Excerpts from an interface dataset
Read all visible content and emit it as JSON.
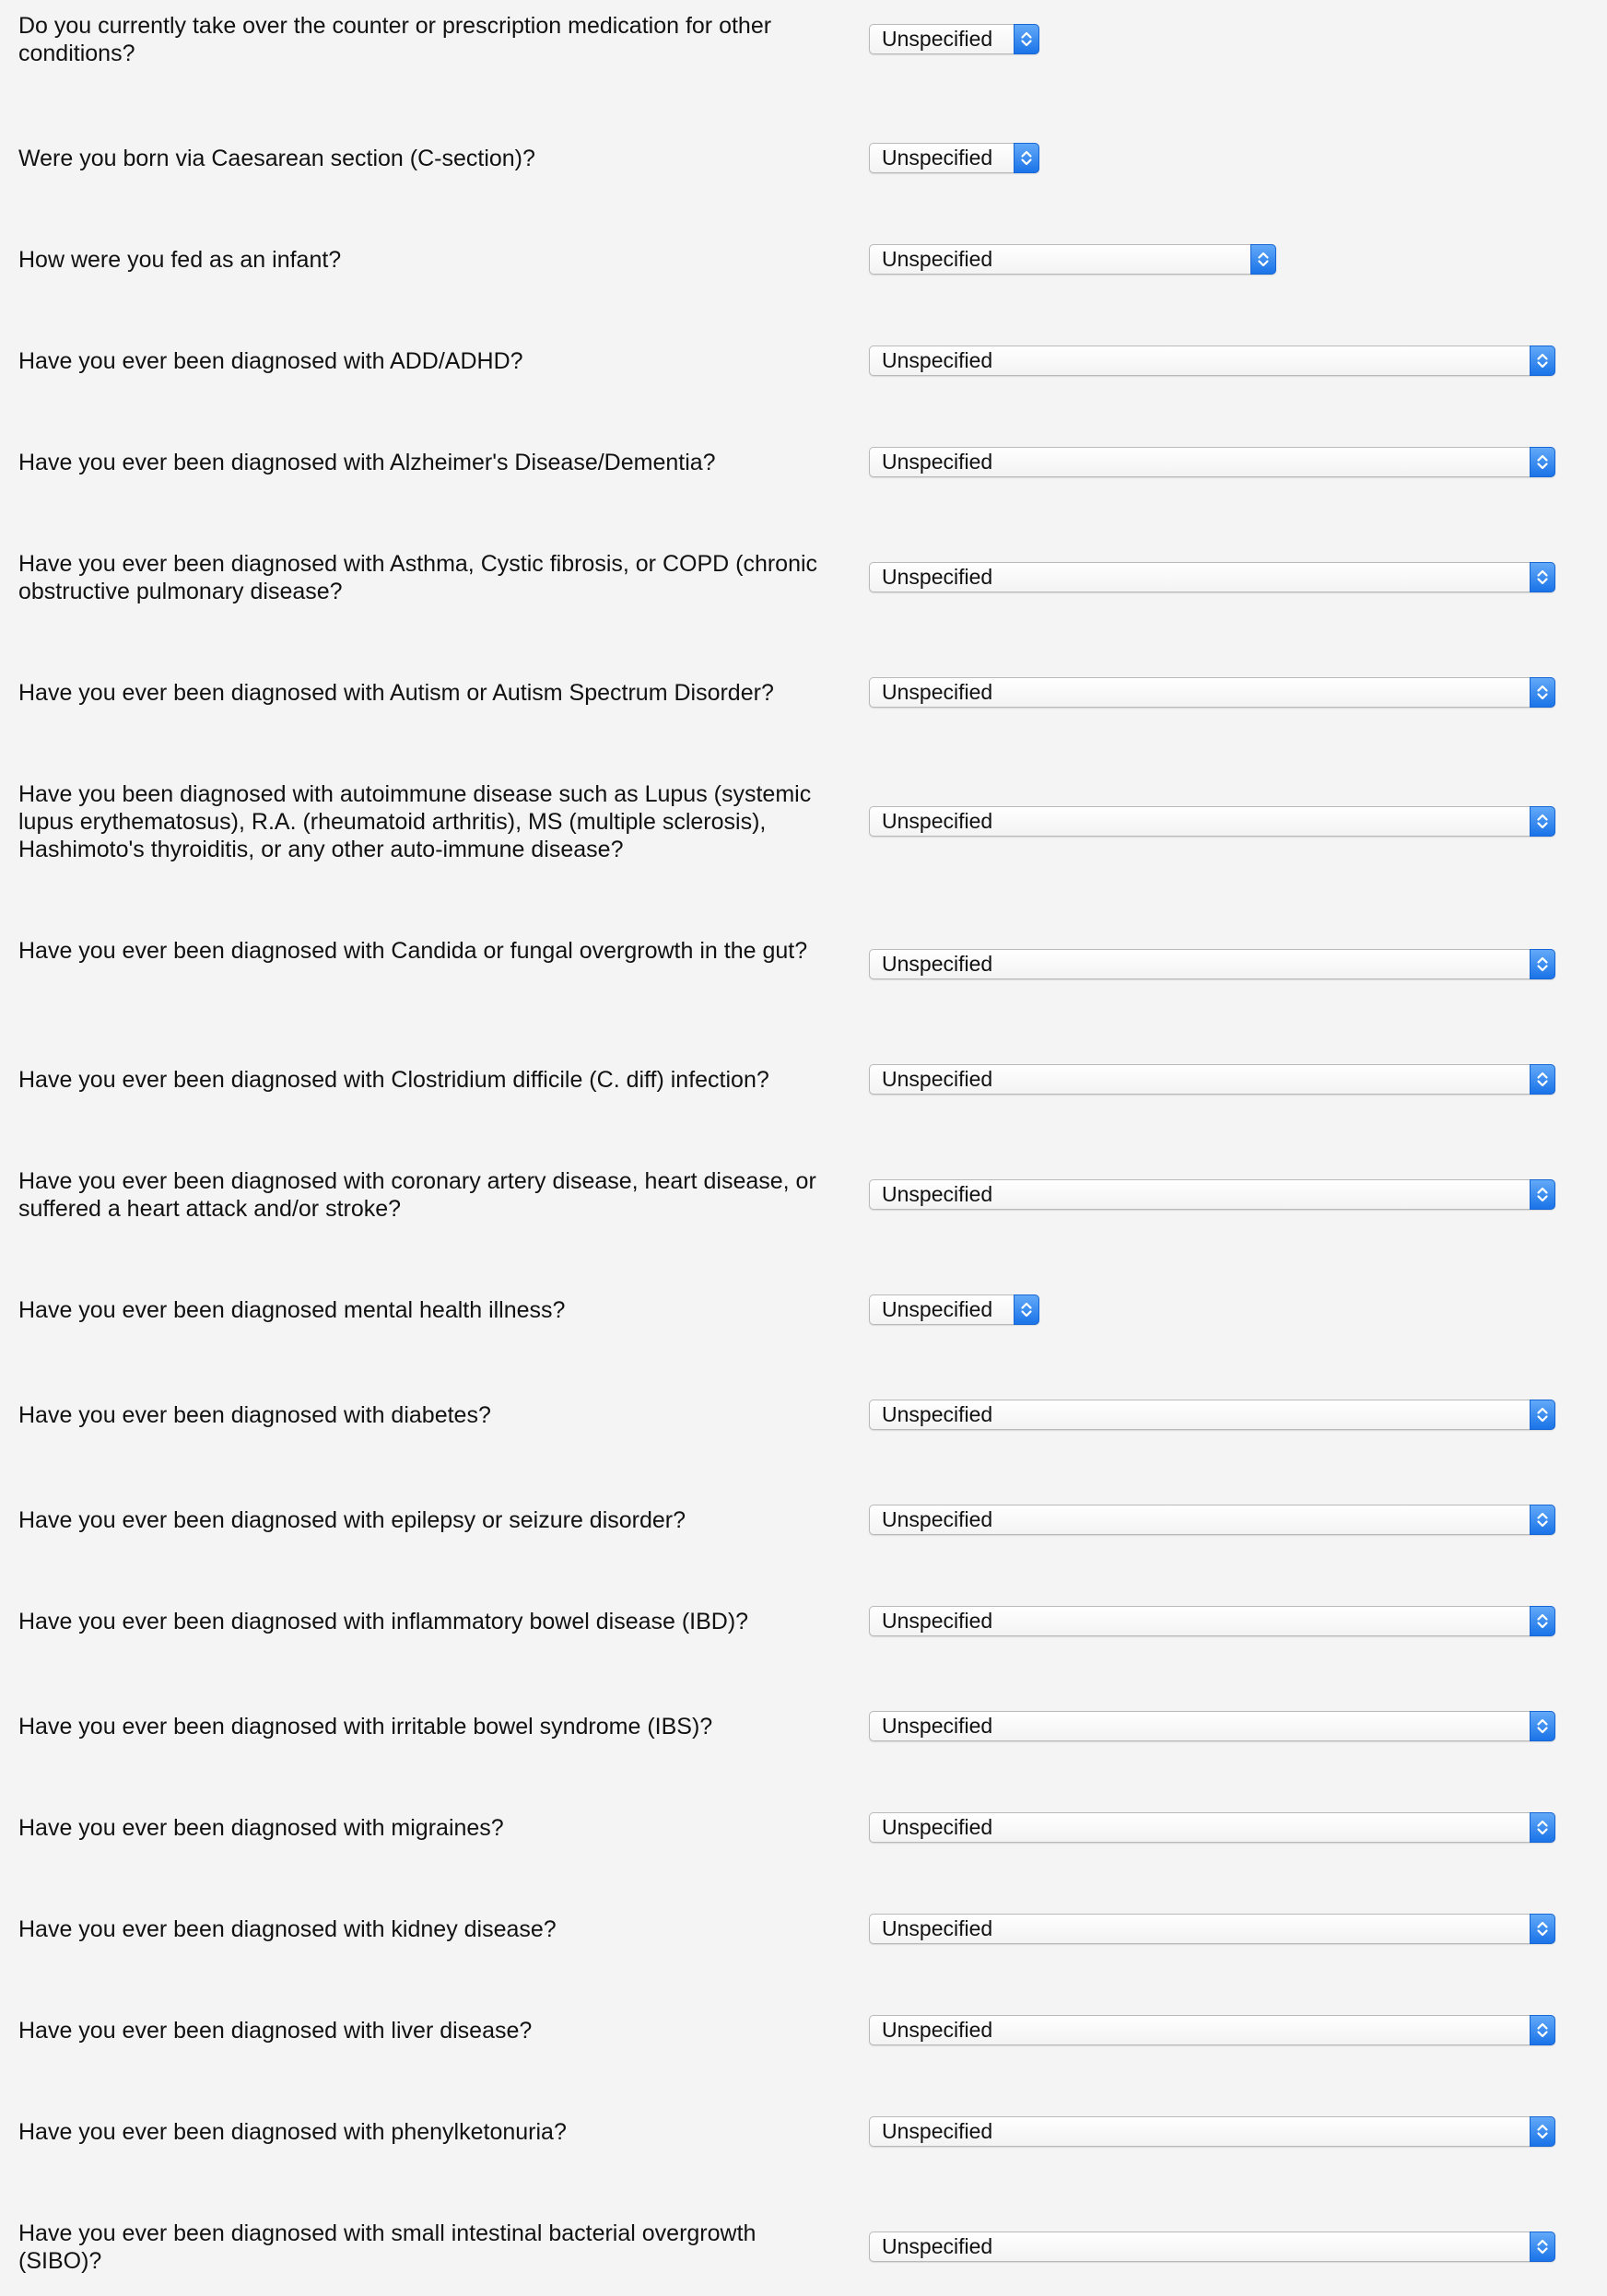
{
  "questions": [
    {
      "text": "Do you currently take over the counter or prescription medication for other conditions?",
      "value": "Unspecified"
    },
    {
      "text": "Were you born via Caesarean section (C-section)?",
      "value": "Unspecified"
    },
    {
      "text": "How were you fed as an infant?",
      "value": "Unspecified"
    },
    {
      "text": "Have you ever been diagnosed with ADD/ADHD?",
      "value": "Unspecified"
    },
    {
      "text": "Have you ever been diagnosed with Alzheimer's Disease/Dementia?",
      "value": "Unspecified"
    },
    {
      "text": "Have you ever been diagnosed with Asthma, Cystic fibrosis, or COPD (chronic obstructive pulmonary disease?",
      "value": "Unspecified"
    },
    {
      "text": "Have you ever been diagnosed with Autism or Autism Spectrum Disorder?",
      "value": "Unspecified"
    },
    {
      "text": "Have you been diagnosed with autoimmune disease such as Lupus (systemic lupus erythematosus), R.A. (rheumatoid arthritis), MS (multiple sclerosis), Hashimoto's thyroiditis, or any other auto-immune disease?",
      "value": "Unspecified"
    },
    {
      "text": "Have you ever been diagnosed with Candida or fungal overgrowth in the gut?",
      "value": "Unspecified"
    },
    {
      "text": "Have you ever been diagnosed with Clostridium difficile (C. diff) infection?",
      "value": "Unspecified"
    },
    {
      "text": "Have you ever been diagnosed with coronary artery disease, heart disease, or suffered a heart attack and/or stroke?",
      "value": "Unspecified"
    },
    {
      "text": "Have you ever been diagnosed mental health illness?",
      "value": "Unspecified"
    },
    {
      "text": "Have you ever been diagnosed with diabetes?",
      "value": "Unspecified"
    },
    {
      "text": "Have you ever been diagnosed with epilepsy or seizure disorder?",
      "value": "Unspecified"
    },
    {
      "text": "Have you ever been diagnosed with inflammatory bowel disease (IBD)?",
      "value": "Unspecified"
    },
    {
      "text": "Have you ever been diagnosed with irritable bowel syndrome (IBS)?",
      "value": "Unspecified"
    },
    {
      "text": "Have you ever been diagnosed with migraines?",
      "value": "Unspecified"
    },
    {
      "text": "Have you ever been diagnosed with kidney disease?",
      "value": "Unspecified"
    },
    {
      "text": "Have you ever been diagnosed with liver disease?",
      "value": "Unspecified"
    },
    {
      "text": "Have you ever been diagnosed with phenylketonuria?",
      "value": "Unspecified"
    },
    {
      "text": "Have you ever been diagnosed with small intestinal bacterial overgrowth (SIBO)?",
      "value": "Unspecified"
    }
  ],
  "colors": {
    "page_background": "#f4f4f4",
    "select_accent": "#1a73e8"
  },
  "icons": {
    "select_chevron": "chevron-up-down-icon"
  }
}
==
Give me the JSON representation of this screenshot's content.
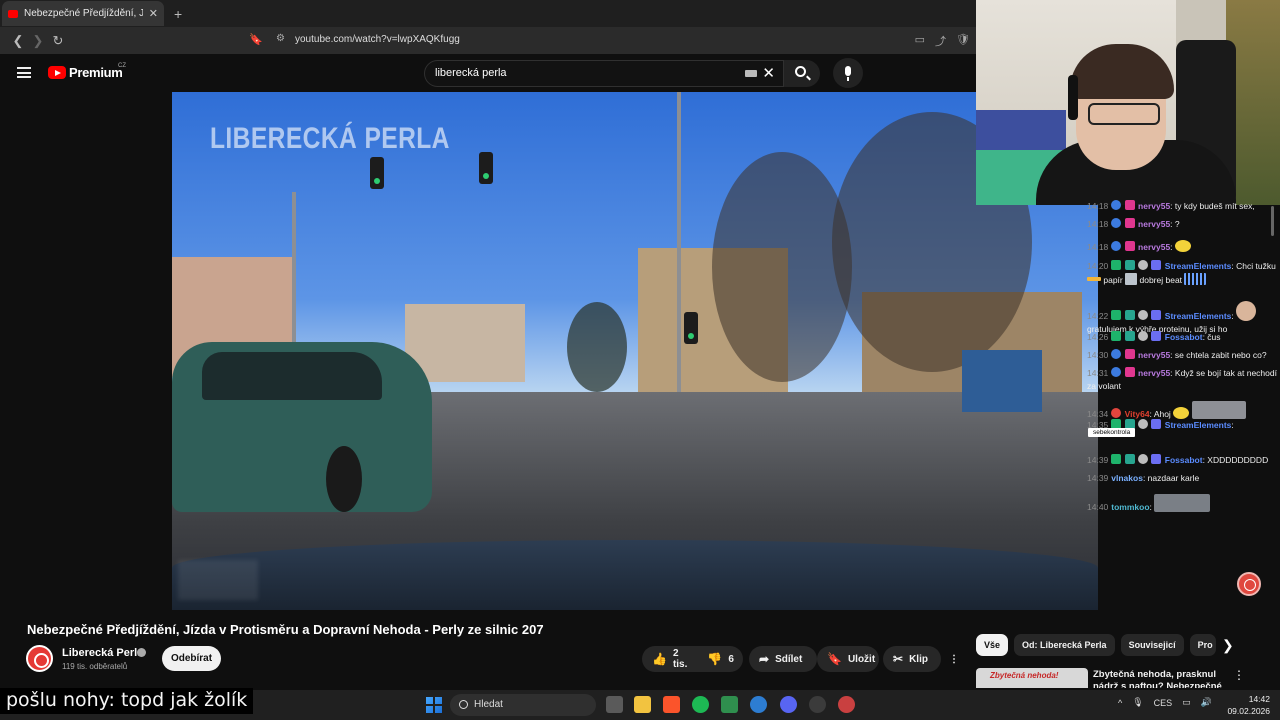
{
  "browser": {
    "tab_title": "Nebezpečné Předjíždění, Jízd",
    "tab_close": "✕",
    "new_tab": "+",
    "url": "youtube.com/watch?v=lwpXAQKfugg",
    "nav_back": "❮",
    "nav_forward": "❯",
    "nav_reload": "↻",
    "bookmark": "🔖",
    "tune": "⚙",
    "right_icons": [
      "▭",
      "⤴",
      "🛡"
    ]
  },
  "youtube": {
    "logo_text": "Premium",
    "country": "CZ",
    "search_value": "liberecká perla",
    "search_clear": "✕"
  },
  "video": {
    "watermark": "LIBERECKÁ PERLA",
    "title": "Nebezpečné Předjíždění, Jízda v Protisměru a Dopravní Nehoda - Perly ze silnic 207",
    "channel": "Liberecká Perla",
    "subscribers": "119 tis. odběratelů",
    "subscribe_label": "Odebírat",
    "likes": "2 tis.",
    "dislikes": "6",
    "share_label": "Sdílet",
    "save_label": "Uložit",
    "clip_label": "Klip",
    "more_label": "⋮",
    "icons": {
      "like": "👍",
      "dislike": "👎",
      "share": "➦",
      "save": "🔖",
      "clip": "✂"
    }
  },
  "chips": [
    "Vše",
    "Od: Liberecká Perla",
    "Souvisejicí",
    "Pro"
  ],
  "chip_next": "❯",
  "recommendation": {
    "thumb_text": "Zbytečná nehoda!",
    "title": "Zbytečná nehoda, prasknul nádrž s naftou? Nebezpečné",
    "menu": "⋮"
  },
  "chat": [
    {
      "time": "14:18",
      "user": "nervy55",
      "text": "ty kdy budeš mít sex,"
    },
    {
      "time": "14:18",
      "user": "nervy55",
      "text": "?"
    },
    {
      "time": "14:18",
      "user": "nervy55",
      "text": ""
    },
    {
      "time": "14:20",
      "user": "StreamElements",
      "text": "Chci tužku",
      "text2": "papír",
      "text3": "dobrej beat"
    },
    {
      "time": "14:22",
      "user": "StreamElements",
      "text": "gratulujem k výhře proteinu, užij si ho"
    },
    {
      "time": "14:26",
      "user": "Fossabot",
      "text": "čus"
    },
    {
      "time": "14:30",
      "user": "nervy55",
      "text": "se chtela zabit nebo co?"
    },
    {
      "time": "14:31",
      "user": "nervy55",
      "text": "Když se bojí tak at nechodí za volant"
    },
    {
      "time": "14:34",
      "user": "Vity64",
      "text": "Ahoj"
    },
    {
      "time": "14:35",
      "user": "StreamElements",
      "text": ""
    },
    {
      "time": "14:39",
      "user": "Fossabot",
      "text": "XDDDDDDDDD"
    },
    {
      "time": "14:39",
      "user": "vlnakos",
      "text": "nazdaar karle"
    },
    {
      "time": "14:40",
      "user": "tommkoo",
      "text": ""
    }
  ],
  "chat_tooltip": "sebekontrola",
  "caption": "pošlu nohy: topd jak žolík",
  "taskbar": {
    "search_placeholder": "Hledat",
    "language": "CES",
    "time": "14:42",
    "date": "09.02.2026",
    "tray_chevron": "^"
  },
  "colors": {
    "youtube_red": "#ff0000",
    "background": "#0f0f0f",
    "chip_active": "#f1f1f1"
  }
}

#### The task
Return every line from the entries above that includes the word "overgrowth".

#### Your solution
      "text": "Have you ever been diagnosed with Candida or fungal overgrowth in the gut?",
      "text": "Have you ever been diagnosed with small intestinal bacterial overgrowth (SIBO)?",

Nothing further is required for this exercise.